**THE REQUEST**
Can you output the material exactly as written, minus any pictures it holds?

**RECORDS FOR THE TASK**
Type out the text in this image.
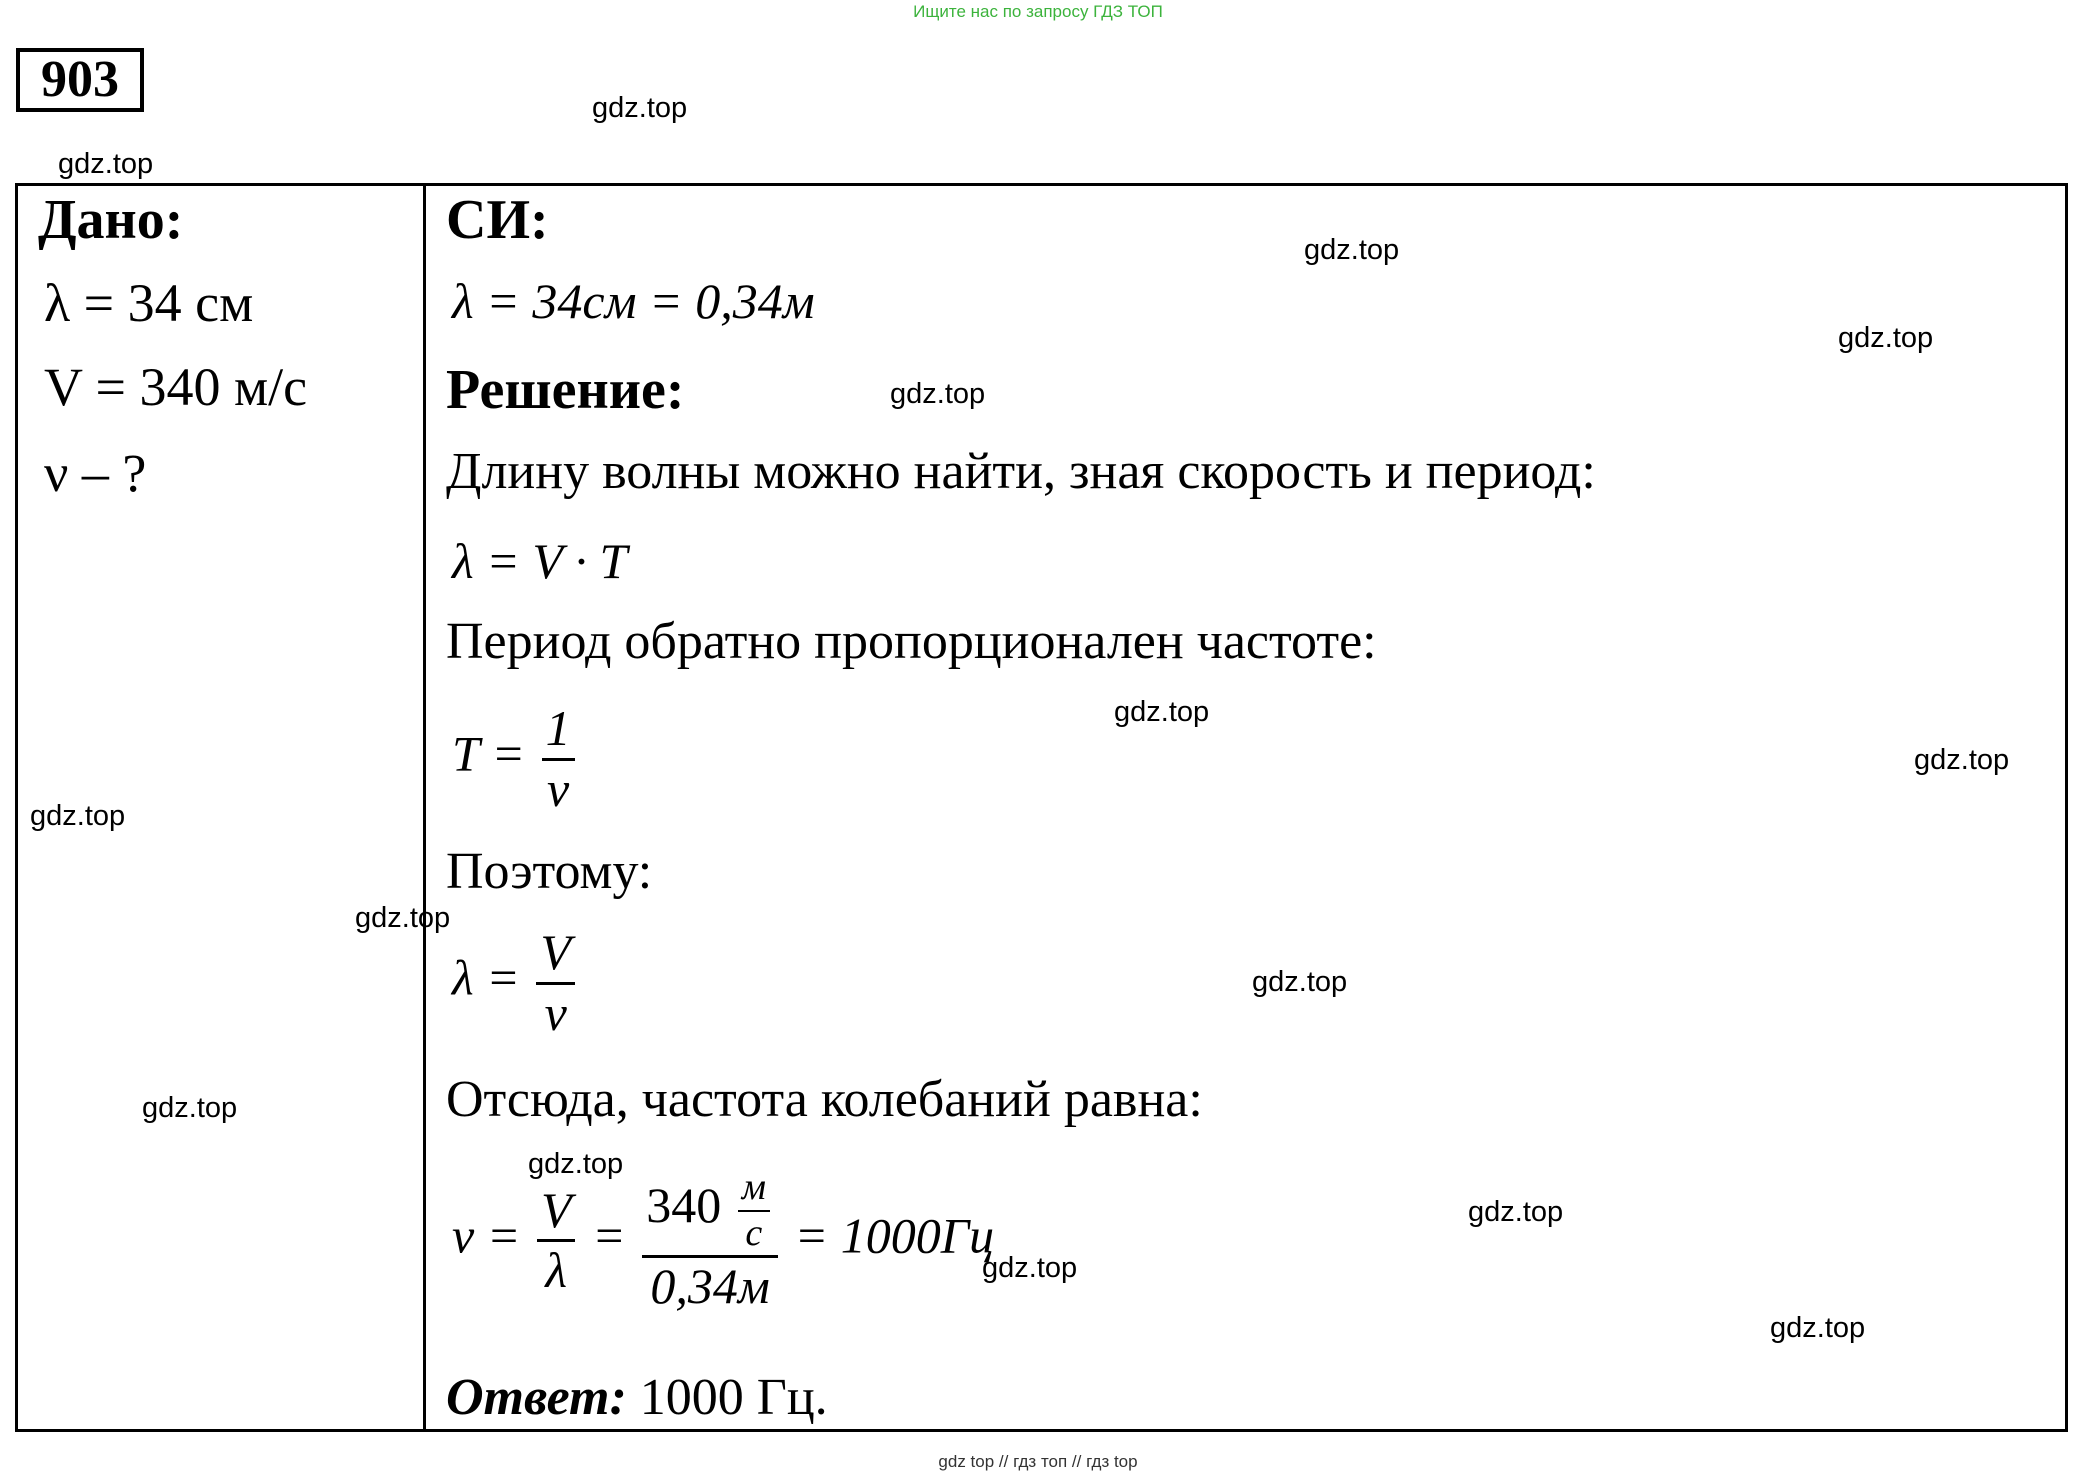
Ищите нас по запросу ГДЗ ТОП
903
Дано:
λ = 34 см
V = 340 м/с
ν – ?
СИ:
λ = 34см = 0,34м
Решение:
Длину волны можно найти, зная скорость и период:
λ = V · T
Период обратно пропорционален частоте:
$T = \frac{1}{\nu}$
Поэтому:
$\lambda = \frac{V}{\nu}$
Отсюда, частота колебаний равна:
$\nu = \frac{V}{\lambda} = \frac{340 \frac{м}{с}}{0,34м} = 1000Гц$
Ответ: 1000 Гц.
gdz.top
gdz.top
gdz.top
gdz.top
gdz.top
gdz.top
gdz.top
gdz.top
gdz.top
gdz.top
gdz.top
gdz.top
gdz.top
gdz.top
gdz.top
gdz top // гдз топ // гдз top
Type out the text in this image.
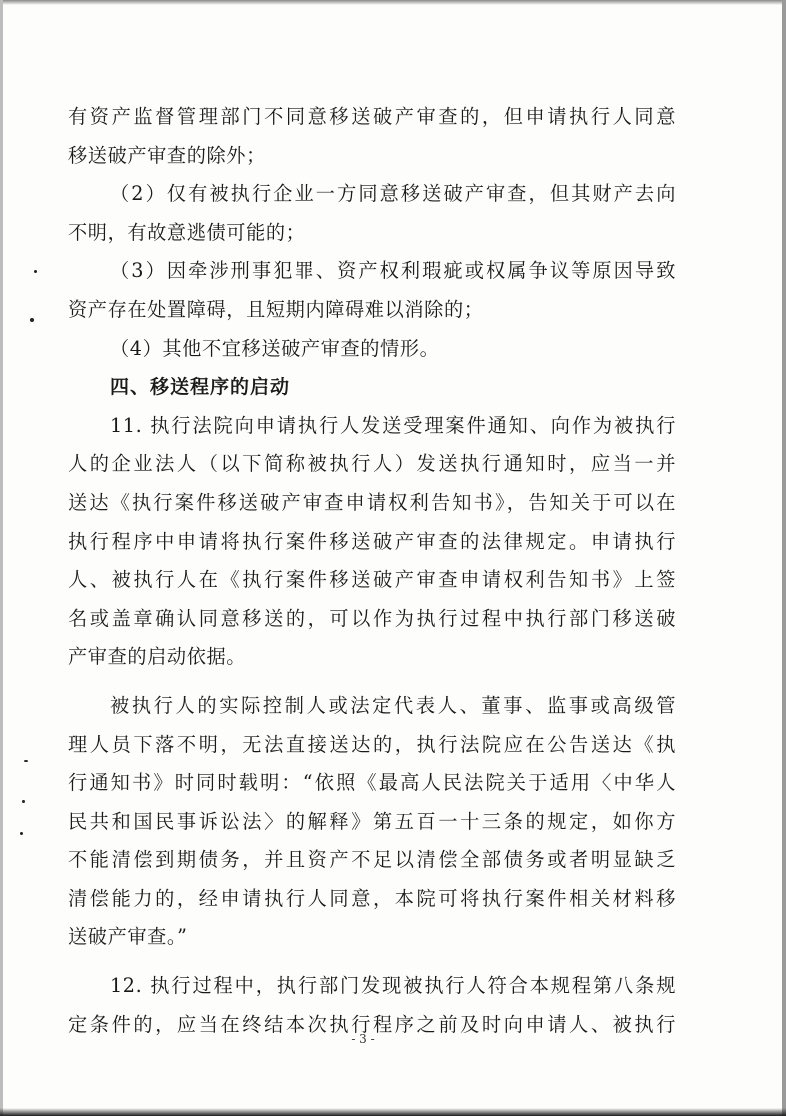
有资产监督管理部门不同意移送破产审查的，但申请执行人同意
移送破产审查的除外；
（2）仅有被执行企业一方同意移送破产审查，但其财产去向
不明，有故意逃债可能的；
（3）因牵涉刑事犯罪、资产权利瑕疵或权属争议等原因导致
资产存在处置障碍，且短期内障碍难以消除的；
（4）其他不宜移送破产审查的情形。
四、移送程序的启动
11. 执行法院向申请执行人发送受理案件通知、向作为被执行
人的企业法人（以下简称被执行人）发送执行通知时，应当一并
送达《执行案件移送破产审查申请权利告知书》，告知关于可以在
执行程序中申请将执行案件移送破产审查的法律规定。申请执行
人、被执行人在《执行案件移送破产审查申请权利告知书》上签
名或盖章确认同意移送的，可以作为执行过程中执行部门移送破
产审查的启动依据。
被执行人的实际控制人或法定代表人、董事、监事或高级管
理人员下落不明，无法直接送达的，执行法院应在公告送达《执
行通知书》时同时载明：“依照《最高人民法院关于适用〈中华人
民共和国民事诉讼法〉的解释》第五百一十三条的规定，如你方
不能清偿到期债务，并且资产不足以清偿全部债务或者明显缺乏
清偿能力的，经申请执行人同意，本院可将执行案件相关材料移
送破产审查。”
12. 执行过程中，执行部门发现被执行人符合本规程第八条规
定条件的，应当在终结本次执行程序之前及时向申请人、被执行
- 3 -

**THE SOLUTION**
Type out the text in this image.
Ищите нас по запросу ГДЗ ТОП
903
Дано:
λ = 34 см
V = 340 м/с
ν – ?
СИ:
λ = 34см = 0,34м
Решение:
Длину волны можно найти, зная скорость и период:
λ = V · T
Период обратно пропорционален частоте:
$T = \frac{1}{\nu}$
Поэтому:
$\lambda = \frac{V}{\nu}$
Отсюда, частота колебаний равна:
$\nu = \frac{V}{\lambda} = \frac{340 \frac{м}{с}}{0,34м} = 1000Гц$
Ответ: 1000 Гц.
gdz.top
gdz.top
gdz.top
gdz.top
gdz.top
gdz.top
gdz.top
gdz.top
gdz.top
gdz.top
gdz.top
gdz.top
gdz.top
gdz.top
gdz.top
gdz top // гдз топ // гдз top
Type out the text in this image.
有资产监督管理部门不同意移送破产审查的，但申请执行人同意
移送破产审查的除外；
（2）仅有被执行企业一方同意移送破产审查，但其财产去向
不明，有故意逃债可能的；
（3）因牵涉刑事犯罪、资产权利瑕疵或权属争议等原因导致
资产存在处置障碍，且短期内障碍难以消除的；
（4）其他不宜移送破产审查的情形。
四、移送程序的启动
11. 执行法院向申请执行人发送受理案件通知、向作为被执行
人的企业法人（以下简称被执行人）发送执行通知时，应当一并
送达《执行案件移送破产审查申请权利告知书》，告知关于可以在
执行程序中申请将执行案件移送破产审查的法律规定。申请执行
人、被执行人在《执行案件移送破产审查申请权利告知书》上签
名或盖章确认同意移送的，可以作为执行过程中执行部门移送破
产审查的启动依据。
被执行人的实际控制人或法定代表人、董事、监事或高级管
理人员下落不明，无法直接送达的，执行法院应在公告送达《执
行通知书》时同时载明：“依照《最高人民法院关于适用〈中华人
民共和国民事诉讼法〉的解释》第五百一十三条的规定，如你方
不能清偿到期债务，并且资产不足以清偿全部债务或者明显缺乏
清偿能力的，经申请执行人同意，本院可将执行案件相关材料移
送破产审查。”
12. 执行过程中，执行部门发现被执行人符合本规程第八条规
定条件的，应当在终结本次执行程序之前及时向申请人、被执行
- 3 -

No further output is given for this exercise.